### Problems and tasks
(a) Answer these questions from the UAV AG passage, one line each:
(i) What kind of record of the seeding pass does UAV AG provide, and for what documentation?
(ii) Why does broadcast-and-harrow usually establish a cover crop more reliably in a dry spell?
(iii) For what is the spread pattern calibrated and pan-tested?
(b) Rename "drone" to "aerial" in everything from "UAV AG helps" down to "even, not striped." in the UAV AG passage, and give that stretch in full.
(c) Carry the UAV AG passage on choosing a cover-crop establishment method further, starting after its last sentence.

### Passage provided

UAV AG helps growers pick the establishment method honestly, not just sell the drone pass:

  • Calibrated, pan-tested spread pattern for the specific cover-crop seed so the stand comes up even, not striped.
  • Timing advice on flying into a standing crop versus a post-harvest pass, based on your moisture and harvest timeline.
  • A georeferenced as-applied record of the seeding pass for your records and OFCAF documentation.
  • Straight talk: on a large, square, dry field with a harrow already in the yard, broadcast-and-harrow is often the cheaper and better-establishing choice, and we will say so.

A Note From Us

Neither method is universally better. Broadcast-and-harrow usually establishes a cover crop more reliably in a dry spell because the harrow puts seed in contact with soil — and if you already own the spreader and harrow, it is hard to beat on cost for a big, dry, square field.

### Data for analysis
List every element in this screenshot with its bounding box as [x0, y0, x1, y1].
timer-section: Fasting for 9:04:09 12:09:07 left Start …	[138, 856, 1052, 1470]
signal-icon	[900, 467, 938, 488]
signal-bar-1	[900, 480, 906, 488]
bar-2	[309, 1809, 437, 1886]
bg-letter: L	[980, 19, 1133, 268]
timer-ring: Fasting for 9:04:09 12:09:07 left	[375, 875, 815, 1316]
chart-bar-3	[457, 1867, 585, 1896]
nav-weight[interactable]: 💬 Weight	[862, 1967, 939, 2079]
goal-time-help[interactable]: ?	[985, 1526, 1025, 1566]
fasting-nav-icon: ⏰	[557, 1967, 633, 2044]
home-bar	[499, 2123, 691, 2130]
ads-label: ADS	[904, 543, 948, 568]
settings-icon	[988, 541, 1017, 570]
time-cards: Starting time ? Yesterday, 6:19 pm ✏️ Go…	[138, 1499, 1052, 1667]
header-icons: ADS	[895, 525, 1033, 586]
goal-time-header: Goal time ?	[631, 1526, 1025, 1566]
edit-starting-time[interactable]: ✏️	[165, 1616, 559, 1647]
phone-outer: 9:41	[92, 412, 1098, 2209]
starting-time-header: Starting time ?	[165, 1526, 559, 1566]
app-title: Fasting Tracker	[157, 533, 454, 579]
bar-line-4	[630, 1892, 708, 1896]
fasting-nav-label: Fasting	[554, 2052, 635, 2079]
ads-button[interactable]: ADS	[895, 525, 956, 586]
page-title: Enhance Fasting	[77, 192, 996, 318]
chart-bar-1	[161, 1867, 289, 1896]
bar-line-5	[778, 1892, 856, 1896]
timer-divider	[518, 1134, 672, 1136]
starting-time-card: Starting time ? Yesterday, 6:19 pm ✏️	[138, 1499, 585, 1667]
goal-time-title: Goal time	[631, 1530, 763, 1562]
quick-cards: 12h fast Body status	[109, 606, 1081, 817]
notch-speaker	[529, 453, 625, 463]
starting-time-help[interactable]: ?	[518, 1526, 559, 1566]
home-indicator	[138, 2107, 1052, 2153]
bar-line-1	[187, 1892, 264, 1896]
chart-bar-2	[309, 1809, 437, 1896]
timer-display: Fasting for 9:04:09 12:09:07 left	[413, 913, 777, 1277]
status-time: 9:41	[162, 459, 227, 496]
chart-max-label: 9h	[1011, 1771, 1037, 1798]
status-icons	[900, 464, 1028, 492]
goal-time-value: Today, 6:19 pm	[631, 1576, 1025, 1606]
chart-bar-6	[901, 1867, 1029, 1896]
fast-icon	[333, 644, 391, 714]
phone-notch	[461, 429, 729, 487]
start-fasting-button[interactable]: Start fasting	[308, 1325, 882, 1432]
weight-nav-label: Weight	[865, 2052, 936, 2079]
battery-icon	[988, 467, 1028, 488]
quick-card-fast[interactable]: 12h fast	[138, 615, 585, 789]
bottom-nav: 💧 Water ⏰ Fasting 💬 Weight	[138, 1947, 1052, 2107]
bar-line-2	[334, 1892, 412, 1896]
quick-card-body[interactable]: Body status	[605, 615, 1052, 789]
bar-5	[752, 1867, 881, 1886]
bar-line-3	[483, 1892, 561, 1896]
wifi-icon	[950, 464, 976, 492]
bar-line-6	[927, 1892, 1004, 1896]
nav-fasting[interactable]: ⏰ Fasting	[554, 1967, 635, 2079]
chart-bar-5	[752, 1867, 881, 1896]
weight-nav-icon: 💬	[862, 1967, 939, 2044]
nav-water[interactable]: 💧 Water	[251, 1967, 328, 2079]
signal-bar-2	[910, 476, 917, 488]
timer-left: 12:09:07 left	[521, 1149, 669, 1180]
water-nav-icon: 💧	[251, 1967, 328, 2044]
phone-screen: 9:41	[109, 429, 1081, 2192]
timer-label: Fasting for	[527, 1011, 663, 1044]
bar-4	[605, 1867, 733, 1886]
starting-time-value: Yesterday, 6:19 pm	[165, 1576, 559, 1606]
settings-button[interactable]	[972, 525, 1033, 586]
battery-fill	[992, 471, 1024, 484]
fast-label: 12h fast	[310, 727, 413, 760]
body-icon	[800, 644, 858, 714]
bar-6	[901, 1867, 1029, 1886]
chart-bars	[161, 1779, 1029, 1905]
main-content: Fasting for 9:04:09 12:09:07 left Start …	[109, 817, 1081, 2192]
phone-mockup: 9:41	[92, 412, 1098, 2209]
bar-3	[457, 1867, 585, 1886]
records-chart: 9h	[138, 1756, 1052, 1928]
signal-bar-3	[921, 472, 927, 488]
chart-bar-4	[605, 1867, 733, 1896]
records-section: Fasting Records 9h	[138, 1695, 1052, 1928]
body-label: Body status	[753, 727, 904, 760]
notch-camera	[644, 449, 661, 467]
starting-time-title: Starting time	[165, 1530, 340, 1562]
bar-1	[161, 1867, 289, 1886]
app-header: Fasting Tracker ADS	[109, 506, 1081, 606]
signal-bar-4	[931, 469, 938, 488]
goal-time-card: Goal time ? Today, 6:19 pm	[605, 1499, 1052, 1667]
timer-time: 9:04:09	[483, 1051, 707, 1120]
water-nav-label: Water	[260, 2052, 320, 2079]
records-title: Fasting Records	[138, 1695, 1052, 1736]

### Per-task outputs
(a)
(i) A georeferenced as-applied record, for the grower's records and OFCAF documentation.
(ii) Because the harrow puts seed in contact with soil.
(iii) For the specific cover-crop seed, so the stand comes up even, not striped.

(b)
UAV AG helps growers pick the establishment method honestly, not just sell the aerial pass:

  • Calibrated, pan-tested spread pattern for the specific cover-crop seed so the stand comes up even, not striped.

(c)
Where the drone wins is access and timing: flying seed into a standing crop weeks before harvest, or seeding wet ground a ground rig would rut, or covering odd-shaped fields full of point rows and slough margins. As a cost reference, typical Alberta custom application runs $10 to $15 per acre and a drone's operating cost is about $4.50 per acre before aircraft and mobilization, so a drone pass prices in a band comparable to other custom work — the deciding factor is usually access and timing, not the per-acre fee alone.

For the broader spreading picture, see granular vs liquid application and our fertilizer spreading service.

Frequently asked questions

Does drone-seeded cover crop establish as well as broadcast-and-harrow?

In a moist spell, both establish well. In a dry spell, broadcast-and-harrow usually has the edge because the harrow gives seed shallow soil contact, while drone-seeded seed sits on the surface and leans on rain or dew. That is why drone seeding is often flown into a standing crop, where the seed drops into a moist, shaded canopy before harvest opens the field.

When does drone cover-crop seeding clearly beat broadcast-and-harrow?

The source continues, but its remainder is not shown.